→ Short problem: Gather, from the listing beneath this task, every line holding the string "Resample".

→ Records for the exercise:
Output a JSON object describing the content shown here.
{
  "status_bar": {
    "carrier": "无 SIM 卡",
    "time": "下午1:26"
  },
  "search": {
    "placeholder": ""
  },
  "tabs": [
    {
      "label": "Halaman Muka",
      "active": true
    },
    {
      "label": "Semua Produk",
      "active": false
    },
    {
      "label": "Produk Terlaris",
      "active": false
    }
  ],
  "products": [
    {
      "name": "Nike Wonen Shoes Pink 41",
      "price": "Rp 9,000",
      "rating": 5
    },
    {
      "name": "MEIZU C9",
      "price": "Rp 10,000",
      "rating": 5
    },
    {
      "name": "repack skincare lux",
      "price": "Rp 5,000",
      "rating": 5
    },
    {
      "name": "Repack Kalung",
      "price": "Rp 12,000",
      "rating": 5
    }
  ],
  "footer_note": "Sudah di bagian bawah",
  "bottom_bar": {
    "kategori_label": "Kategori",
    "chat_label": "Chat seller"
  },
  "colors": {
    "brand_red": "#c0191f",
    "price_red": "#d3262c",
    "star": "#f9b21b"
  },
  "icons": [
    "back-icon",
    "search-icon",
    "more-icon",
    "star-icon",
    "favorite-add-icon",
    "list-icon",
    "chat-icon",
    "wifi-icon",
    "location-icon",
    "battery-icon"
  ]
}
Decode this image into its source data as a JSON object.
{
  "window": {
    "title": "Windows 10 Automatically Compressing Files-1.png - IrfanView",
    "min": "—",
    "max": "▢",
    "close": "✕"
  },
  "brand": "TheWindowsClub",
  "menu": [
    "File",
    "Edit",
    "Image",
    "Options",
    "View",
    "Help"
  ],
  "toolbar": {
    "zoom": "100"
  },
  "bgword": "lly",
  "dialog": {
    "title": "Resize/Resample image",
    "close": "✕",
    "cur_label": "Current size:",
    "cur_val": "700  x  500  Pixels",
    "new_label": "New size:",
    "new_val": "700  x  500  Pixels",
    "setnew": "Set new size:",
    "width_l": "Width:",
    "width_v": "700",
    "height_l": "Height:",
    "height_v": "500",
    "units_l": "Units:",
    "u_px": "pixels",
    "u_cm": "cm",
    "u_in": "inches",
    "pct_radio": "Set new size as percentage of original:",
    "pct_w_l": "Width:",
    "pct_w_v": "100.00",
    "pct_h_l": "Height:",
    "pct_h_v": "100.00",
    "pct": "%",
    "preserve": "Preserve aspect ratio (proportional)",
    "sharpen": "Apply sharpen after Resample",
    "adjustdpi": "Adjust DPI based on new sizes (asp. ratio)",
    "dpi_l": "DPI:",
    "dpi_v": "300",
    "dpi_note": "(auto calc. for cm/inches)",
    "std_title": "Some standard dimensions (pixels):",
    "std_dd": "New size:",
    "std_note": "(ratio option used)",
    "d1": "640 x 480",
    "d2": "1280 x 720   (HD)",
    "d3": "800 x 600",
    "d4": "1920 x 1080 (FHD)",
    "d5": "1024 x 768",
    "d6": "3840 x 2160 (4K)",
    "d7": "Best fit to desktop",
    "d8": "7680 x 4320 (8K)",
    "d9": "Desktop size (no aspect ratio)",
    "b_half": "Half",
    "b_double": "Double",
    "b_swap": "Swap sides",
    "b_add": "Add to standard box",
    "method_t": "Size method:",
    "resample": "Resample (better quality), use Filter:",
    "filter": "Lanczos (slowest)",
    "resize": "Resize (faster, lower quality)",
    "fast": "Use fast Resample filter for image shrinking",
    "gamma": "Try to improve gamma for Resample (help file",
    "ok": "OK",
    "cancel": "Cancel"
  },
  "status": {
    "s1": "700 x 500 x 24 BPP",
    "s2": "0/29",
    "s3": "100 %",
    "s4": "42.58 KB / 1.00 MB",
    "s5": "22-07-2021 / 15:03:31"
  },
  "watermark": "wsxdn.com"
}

→ Solution for this exercise:
    "title": "Resize/Resample image",
    "sharpen": "Apply sharpen after Resample",
    "resample": "Resample (better quality), use Filter:",
    "fast": "Use fast Resample filter for image shrinking",
    "gamma": "Try to improve gamma for Resample (help file",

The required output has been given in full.